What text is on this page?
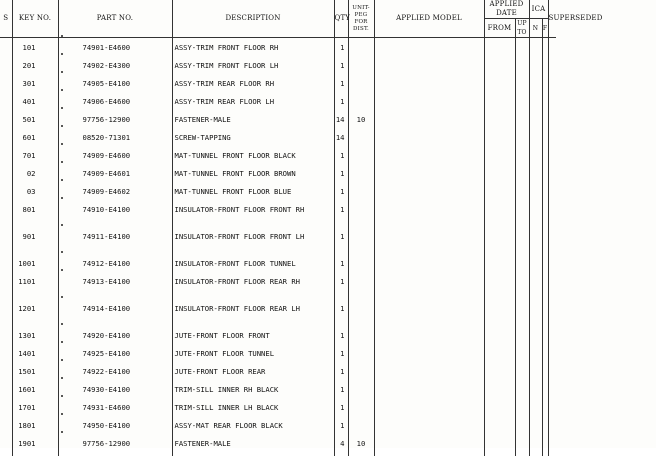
S	KEY NO.	PART NO.	DESCRIPTION	QTY	UNIT-PEG FOR DIST.	APPLIED MODEL	APPLIED DATE		ICA		SUPERSEDED
							FROM	UP TO	N	F	
	101	74901-E4600	ASSY-TRIM FRONT FLOOR RH	1							
	201	74902-E4300	ASSY-TRIM FRONT FLOOR LH	1							
	301	74905-E4100	ASSY-TRIM REAR FLOOR RH	1							
	401	74906-E4600	ASSY-TRIM REAR FLOOR LH	1							
	501	97756-12900	FASTENER-MALE	14	10						
	601	08520-71301	SCREW-TAPPING	14							
	701	74909-E4600	MAT-TUNNEL FRONT FLOOR BLACK	1							
	02	74909-E4601	MAT-TUNNEL FRONT FLOOR BROWN	1							
	03	74909-E4602	MAT-TUNNEL FRONT FLOOR BLUE	1							
	801	74910-E4100	INSULATOR-FRONT FLOOR FRONT RH	1							
	901	74911-E4100	INSULATOR-FRONT FLOOR FRONT LH	1							
	1001	74912-E4100	INSULATOR-FRONT FLOOR TUNNEL	1							
	1101	74913-E4100	INSULATOR-FRONT FLOOR REAR RH	1							
	1201	74914-E4100	INSULATOR-FRONT FLOOR REAR LH	1							
	1301	74920-E4100	JUTE-FRONT FLOOR FRONT	1							
	1401	74925-E4100	JUTE-FRONT FLOOR TUNNEL	1							
	1501	74922-E4100	JUTE-FRONT FLOOR REAR	1							
	1601	74930-E4100	TRIM-SILL INNER RH BLACK	1							
	1701	74931-E4600	TRIM-SILL INNER LH BLACK	1							
	1801	74950-E4100	ASSY-MAT REAR FLOOR BLACK	1							
	1901	97756-12900	FASTENER-MALE	4	10						
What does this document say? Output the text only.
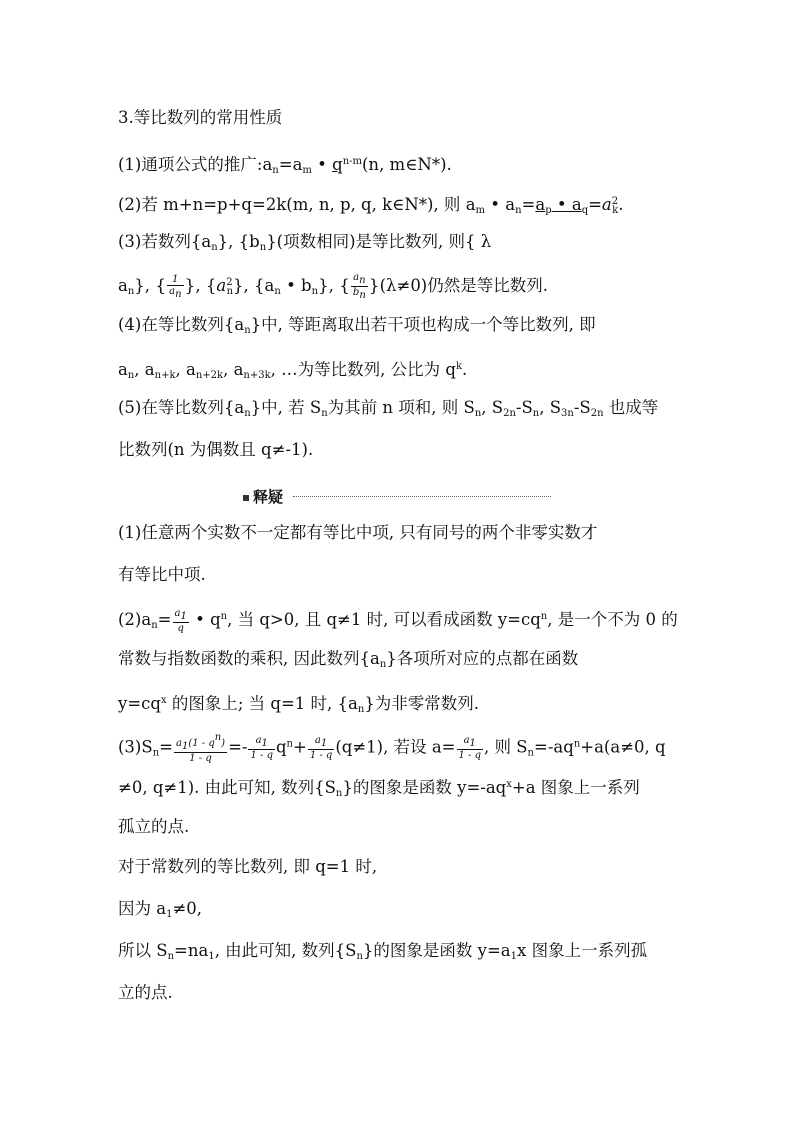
3.等比数列的常用性质
(1)通项公式的推广$:a_n=a_m$ • $q^{n-m}(n$, m∈N*).
(2)若 m+n=p+q=2k(m, n, p, q, k∈N*), 则 $a_m$ • $a_n=a_p$ • $a_q=a^2_k$.
(3)若数列$\{a_n\}$, $\{b_n\}$(项数相同)是等比数列, 则{ λ
$a_n$}, { $\frac{1}{a_n}$ }, $\{a^2_n\}$, {$a_n$ • $b_n$}, { $\frac{a_n}{b_n} \}(\lambda\ne 0)$仍然是等比数列.
(4)在等比数列$\{a_n\}$中, 等距离取出若干项也构成一个等比数列, 即
$a_n$, $a_{n+k}$, $a_{n+2k}$, $a_{n+3k}$, …为等比数列, 公比为 $q^k$.
(5)在等比数列$\{a_n\}$中, 若 $S_n$为其前 n 项和, 则 $S_n$, $S_{2n}-S_n$, $S_{3n}-S_{2n}$ 也成等
比数列(n 为偶数且 q≠-1).
释疑
(1)任意两个实数不一定都有等比中项, 只有同号的两个非零实数才
有等比中项.
$(2)a_n= \frac{a_1}{q}$ • $q^n$, 当 q>0, 且 q≠1 时, 可以看成函数 $y=cq^n$, 是一个不为 0 的
常数与指数函数的乘积, 因此数列$\{a_n\}$各项所对应的点都在函数
$y=cq^x$ 的图象上; 当 q=1 时, $\{a_n\}$为非零常数列.
$(3)S_n= \frac{a_1(1 - q^n)}{1 - q} =- \frac{a_1}{1 - q} q^n+ \frac{a_1}{1 - q} (q\ne 1)$, 若设 $a= \frac{a_1}{1 - q}$ , 则 $S_n=-aq^n+a(a\ne 0$, q
≠0, q≠1). 由此可知, 数列$\{S_n\}$的图象是函数 $y=-aq^x+a$ 图象上一系列
孤立的点.
对于常数列的等比数列, 即 q=1 时,
因为 $a_1\ne 0$,
所以 $S_n=na_1$, 由此可知, 数列$\{S_n\}$的图象是函数 $y=a_1x$ 图象上一系列孤
立的点.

*WHAT THE TASK ASKS*. Retype all entries exactly as they appear, dropping the images.

*EXERCISE RESULT*.
What text is on this page?
S	KEY NO.	PART NO.	DESCRIPTION	QTY	UNIT-PEG FOR DIST.	APPLIED MODEL	APPLIED DATE		ICA		SUPERSEDED
							FROM	UP TO	N	F	
	101	74901-E4600	ASSY-TRIM FRONT FLOOR RH	1							
	201	74902-E4300	ASSY-TRIM FRONT FLOOR LH	1							
	301	74905-E4100	ASSY-TRIM REAR FLOOR RH	1							
	401	74906-E4600	ASSY-TRIM REAR FLOOR LH	1							
	501	97756-12900	FASTENER-MALE	14	10						
	601	08520-71301	SCREW-TAPPING	14							
	701	74909-E4600	MAT-TUNNEL FRONT FLOOR BLACK	1							
	02	74909-E4601	MAT-TUNNEL FRONT FLOOR BROWN	1							
	03	74909-E4602	MAT-TUNNEL FRONT FLOOR BLUE	1							
	801	74910-E4100	INSULATOR-FRONT FLOOR FRONT RH	1							
	901	74911-E4100	INSULATOR-FRONT FLOOR FRONT LH	1							
	1001	74912-E4100	INSULATOR-FRONT FLOOR TUNNEL	1							
	1101	74913-E4100	INSULATOR-FRONT FLOOR REAR RH	1							
	1201	74914-E4100	INSULATOR-FRONT FLOOR REAR LH	1							
	1301	74920-E4100	JUTE-FRONT FLOOR FRONT	1							
	1401	74925-E4100	JUTE-FRONT FLOOR TUNNEL	1							
	1501	74922-E4100	JUTE-FRONT FLOOR REAR	1							
	1601	74930-E4100	TRIM-SILL INNER RH BLACK	1							
	1701	74931-E4600	TRIM-SILL INNER LH BLACK	1							
	1801	74950-E4100	ASSY-MAT REAR FLOOR BLACK	1							
	1901	97756-12900	FASTENER-MALE	4	10						
What does this document say? Output the text only.
3.等比数列的常用性质
(1)通项公式的推广$:a_n=a_m$ • $q^{n-m}(n$, m∈N*).
(2)若 m+n=p+q=2k(m, n, p, q, k∈N*), 则 $a_m$ • $a_n=a_p$ • $a_q=a^2_k$.
(3)若数列$\{a_n\}$, $\{b_n\}$(项数相同)是等比数列, 则{ λ
$a_n$}, { $\frac{1}{a_n}$ }, $\{a^2_n\}$, {$a_n$ • $b_n$}, { $\frac{a_n}{b_n} \}(\lambda\ne 0)$仍然是等比数列.
(4)在等比数列$\{a_n\}$中, 等距离取出若干项也构成一个等比数列, 即
$a_n$, $a_{n+k}$, $a_{n+2k}$, $a_{n+3k}$, …为等比数列, 公比为 $q^k$.
(5)在等比数列$\{a_n\}$中, 若 $S_n$为其前 n 项和, 则 $S_n$, $S_{2n}-S_n$, $S_{3n}-S_{2n}$ 也成等
比数列(n 为偶数且 q≠-1).
释疑
(1)任意两个实数不一定都有等比中项, 只有同号的两个非零实数才
有等比中项.
$(2)a_n= \frac{a_1}{q}$ • $q^n$, 当 q>0, 且 q≠1 时, 可以看成函数 $y=cq^n$, 是一个不为 0 的
常数与指数函数的乘积, 因此数列$\{a_n\}$各项所对应的点都在函数
$y=cq^x$ 的图象上; 当 q=1 时, $\{a_n\}$为非零常数列.
$(3)S_n= \frac{a_1(1 - q^n)}{1 - q} =- \frac{a_1}{1 - q} q^n+ \frac{a_1}{1 - q} (q\ne 1)$, 若设 $a= \frac{a_1}{1 - q}$ , 则 $S_n=-aq^n+a(a\ne 0$, q
≠0, q≠1). 由此可知, 数列$\{S_n\}$的图象是函数 $y=-aq^x+a$ 图象上一系列
孤立的点.
对于常数列的等比数列, 即 q=1 时,
因为 $a_1\ne 0$,
所以 $S_n=na_1$, 由此可知, 数列$\{S_n\}$的图象是函数 $y=a_1x$ 图象上一系列孤
立的点.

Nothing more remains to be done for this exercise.